*** Opening RAW DATA ***
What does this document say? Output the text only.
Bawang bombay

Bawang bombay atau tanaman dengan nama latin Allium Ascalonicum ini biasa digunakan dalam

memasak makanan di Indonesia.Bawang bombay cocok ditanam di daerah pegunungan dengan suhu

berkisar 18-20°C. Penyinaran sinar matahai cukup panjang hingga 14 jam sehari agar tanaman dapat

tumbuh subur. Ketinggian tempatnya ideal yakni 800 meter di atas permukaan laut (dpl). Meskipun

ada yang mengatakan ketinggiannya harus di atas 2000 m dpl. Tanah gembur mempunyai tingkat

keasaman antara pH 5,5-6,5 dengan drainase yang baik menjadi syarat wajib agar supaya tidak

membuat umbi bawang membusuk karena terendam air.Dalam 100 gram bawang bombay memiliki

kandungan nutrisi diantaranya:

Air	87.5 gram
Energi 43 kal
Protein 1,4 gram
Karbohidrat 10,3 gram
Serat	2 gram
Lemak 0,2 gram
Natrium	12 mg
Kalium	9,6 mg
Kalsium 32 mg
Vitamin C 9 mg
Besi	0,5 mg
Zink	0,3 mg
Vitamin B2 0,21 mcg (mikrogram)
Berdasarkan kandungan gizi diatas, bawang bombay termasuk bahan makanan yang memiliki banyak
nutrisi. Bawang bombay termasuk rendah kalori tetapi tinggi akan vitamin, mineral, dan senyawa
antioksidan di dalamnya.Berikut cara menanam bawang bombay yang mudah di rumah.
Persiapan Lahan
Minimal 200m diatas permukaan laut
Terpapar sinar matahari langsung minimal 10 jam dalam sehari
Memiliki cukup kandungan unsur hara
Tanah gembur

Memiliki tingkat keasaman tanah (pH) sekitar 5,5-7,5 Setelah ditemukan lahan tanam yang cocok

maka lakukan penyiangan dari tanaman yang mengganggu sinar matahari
*** Closing RAW DATA ***
*** Opening RAW DATA ***
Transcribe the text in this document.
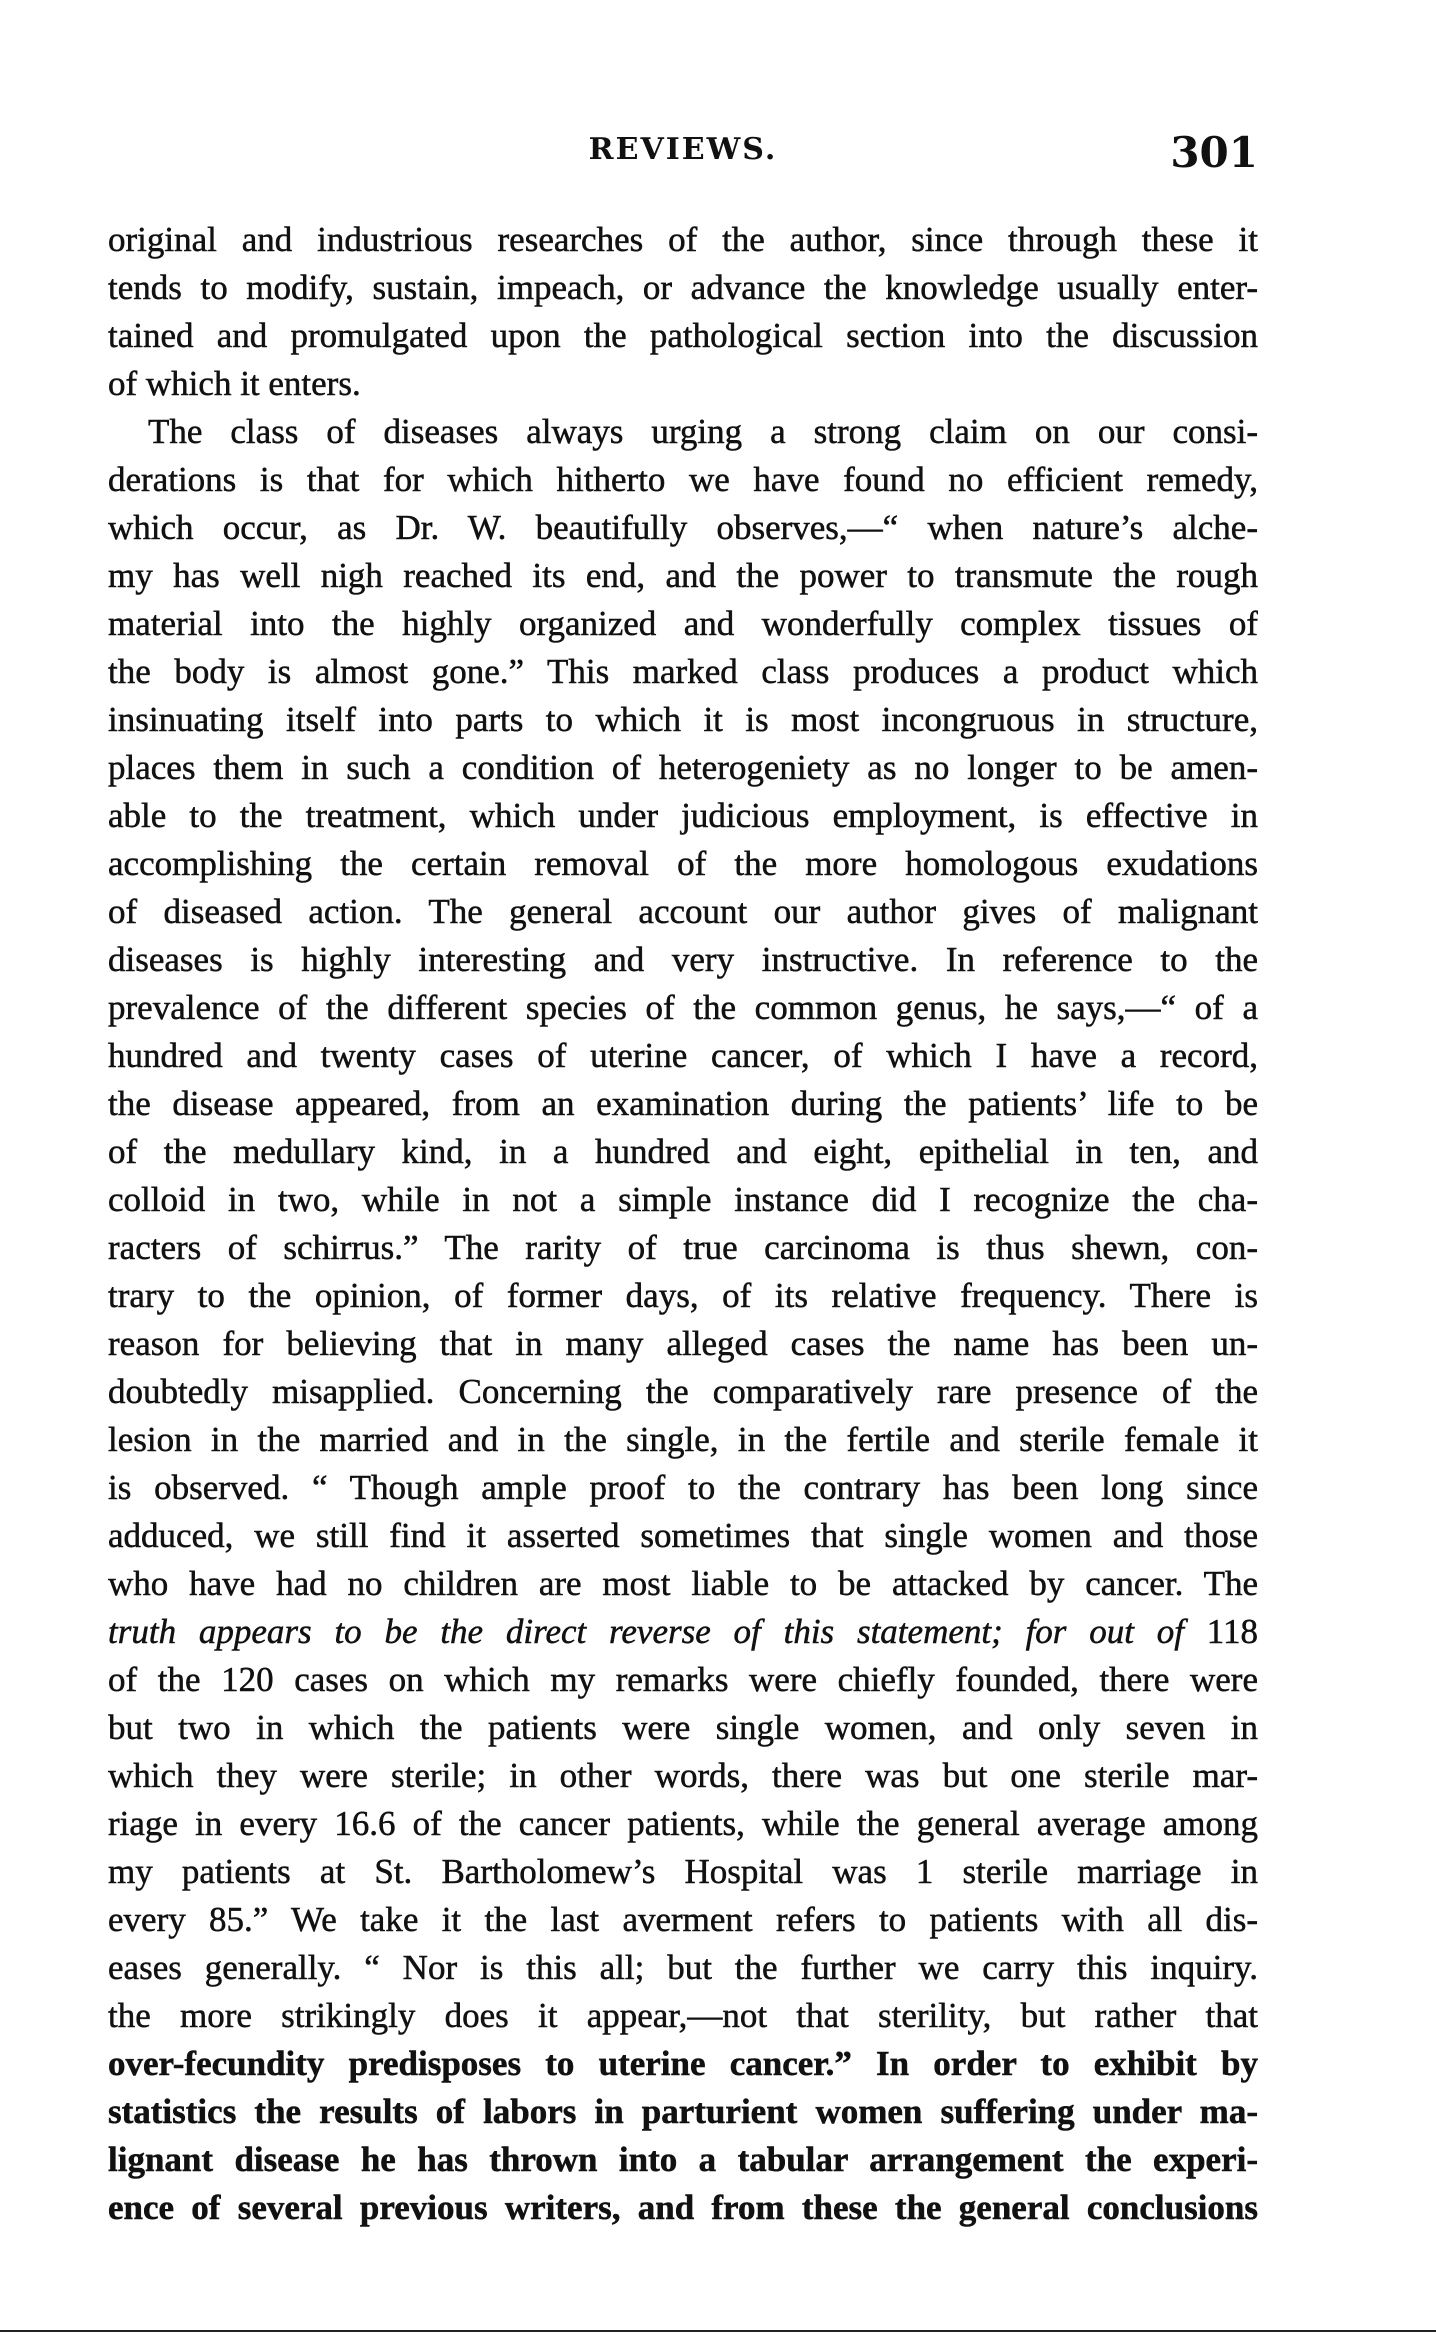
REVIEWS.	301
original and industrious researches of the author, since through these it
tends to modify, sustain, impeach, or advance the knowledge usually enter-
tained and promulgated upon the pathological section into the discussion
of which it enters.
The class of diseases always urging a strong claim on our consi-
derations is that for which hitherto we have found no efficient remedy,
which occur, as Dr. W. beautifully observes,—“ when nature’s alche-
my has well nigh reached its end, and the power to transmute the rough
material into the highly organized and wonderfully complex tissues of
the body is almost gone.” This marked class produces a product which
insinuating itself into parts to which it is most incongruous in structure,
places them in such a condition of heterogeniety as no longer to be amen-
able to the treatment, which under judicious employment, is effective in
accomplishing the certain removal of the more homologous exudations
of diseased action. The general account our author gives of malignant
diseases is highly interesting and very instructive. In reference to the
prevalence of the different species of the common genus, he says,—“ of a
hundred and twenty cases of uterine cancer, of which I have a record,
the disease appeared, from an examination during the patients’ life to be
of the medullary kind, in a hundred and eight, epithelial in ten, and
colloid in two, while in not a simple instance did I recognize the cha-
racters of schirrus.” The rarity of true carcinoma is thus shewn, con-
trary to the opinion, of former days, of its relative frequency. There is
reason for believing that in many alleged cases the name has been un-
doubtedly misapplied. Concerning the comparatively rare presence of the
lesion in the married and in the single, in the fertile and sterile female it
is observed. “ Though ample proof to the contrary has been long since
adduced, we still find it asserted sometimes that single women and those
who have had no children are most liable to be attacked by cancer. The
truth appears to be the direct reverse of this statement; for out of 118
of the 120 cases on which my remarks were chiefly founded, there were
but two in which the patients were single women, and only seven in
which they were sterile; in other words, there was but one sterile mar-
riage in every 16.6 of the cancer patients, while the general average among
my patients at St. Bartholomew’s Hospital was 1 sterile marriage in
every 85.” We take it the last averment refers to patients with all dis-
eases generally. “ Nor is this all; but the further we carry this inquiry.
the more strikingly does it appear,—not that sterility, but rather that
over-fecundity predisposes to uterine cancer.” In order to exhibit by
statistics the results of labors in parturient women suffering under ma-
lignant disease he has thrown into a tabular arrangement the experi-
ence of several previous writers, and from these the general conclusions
*** Closing RAW DATA ***
Please copy every line from the entries that includes the word "sterile".

[RESULT]
lesion in the married and in the single, in the fertile and sterile female it
which they were sterile; in other words, there was but one sterile mar-
my patients at St. Bartholomew’s Hospital was 1 sterile marriage in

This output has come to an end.